**GOAL:** State how many lines of the records contain the string "implements". Give the number alone.

_____

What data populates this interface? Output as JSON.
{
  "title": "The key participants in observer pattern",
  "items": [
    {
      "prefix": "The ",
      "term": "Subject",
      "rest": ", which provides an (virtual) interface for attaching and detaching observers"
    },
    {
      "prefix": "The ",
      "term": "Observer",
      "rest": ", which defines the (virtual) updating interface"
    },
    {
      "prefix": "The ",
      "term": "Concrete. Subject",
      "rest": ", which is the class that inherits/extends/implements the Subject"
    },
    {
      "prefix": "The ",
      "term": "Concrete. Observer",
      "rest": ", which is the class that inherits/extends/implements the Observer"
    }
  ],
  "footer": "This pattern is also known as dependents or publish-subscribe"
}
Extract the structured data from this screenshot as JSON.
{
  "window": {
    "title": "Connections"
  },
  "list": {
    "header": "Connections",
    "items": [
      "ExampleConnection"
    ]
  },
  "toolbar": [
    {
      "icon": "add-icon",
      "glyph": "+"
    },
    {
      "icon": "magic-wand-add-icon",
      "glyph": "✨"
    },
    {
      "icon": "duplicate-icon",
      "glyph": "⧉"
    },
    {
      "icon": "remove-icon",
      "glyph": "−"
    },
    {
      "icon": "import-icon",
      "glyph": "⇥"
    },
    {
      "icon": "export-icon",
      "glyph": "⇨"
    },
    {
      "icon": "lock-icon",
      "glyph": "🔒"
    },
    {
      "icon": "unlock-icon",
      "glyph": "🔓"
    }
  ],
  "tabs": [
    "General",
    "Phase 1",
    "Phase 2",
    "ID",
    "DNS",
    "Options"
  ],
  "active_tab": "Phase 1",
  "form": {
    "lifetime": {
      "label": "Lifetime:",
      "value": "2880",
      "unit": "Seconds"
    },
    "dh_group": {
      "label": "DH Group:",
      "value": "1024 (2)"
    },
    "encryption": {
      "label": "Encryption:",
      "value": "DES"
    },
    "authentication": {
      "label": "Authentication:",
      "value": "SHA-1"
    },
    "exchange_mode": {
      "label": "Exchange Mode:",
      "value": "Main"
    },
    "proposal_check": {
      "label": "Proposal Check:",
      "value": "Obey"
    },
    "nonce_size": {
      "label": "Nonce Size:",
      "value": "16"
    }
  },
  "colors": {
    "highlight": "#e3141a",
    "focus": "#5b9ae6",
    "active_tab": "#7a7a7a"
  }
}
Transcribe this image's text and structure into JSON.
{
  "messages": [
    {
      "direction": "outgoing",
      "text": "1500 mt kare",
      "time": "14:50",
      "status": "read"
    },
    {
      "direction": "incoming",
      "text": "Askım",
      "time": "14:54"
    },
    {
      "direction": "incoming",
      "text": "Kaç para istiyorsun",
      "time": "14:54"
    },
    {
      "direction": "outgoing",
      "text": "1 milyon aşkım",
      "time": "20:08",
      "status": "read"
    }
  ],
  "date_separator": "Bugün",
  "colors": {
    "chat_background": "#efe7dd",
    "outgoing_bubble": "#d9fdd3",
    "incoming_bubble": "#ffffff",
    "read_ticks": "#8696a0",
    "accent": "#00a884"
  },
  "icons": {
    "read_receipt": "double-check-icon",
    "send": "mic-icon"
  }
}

_____

**RESULT OF THIS EXERCISE:** 2